* Records for this exercise
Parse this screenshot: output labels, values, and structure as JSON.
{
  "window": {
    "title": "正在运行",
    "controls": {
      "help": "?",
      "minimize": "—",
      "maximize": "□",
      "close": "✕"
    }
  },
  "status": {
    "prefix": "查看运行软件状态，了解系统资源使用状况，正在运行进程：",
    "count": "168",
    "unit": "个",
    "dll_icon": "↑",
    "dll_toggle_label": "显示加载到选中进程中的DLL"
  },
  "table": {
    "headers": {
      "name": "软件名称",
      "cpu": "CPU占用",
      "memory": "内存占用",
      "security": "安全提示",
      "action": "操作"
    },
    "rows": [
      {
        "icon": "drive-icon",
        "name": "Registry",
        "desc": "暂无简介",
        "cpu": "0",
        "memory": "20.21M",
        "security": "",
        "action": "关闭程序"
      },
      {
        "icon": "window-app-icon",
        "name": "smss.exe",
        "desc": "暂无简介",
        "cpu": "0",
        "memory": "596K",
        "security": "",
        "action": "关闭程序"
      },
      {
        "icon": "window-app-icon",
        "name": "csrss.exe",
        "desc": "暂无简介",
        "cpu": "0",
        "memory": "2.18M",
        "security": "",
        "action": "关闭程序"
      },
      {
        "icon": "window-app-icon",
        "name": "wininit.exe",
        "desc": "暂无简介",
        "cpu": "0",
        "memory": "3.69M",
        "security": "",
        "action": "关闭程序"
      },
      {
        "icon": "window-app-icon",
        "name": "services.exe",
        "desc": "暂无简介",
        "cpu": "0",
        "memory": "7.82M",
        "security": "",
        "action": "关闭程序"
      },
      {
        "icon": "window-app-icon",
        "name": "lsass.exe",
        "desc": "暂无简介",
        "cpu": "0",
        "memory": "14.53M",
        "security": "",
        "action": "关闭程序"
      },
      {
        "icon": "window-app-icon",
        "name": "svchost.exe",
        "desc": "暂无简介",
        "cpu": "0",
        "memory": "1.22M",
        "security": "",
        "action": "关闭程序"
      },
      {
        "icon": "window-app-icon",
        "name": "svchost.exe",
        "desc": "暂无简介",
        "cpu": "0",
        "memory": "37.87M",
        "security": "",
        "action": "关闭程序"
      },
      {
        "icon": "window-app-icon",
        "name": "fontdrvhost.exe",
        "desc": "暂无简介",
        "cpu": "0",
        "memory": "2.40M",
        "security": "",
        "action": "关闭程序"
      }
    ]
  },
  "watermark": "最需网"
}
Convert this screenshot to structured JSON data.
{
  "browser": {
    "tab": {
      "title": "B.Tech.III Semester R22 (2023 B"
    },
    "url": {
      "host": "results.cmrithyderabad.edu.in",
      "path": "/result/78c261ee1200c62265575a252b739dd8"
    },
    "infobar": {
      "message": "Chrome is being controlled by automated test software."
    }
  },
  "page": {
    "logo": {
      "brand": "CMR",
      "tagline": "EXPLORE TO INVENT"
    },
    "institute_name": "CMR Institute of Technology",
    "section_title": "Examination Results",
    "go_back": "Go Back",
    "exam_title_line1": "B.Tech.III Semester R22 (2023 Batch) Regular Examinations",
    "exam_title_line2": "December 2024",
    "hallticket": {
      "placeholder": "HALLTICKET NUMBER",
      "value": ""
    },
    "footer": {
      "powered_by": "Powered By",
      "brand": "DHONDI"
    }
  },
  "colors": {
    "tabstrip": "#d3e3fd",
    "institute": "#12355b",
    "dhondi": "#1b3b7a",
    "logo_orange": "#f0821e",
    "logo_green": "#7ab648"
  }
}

* What is asked
Report only a number: how many lines in the material above contain the string "Semester".

* Response to this task
2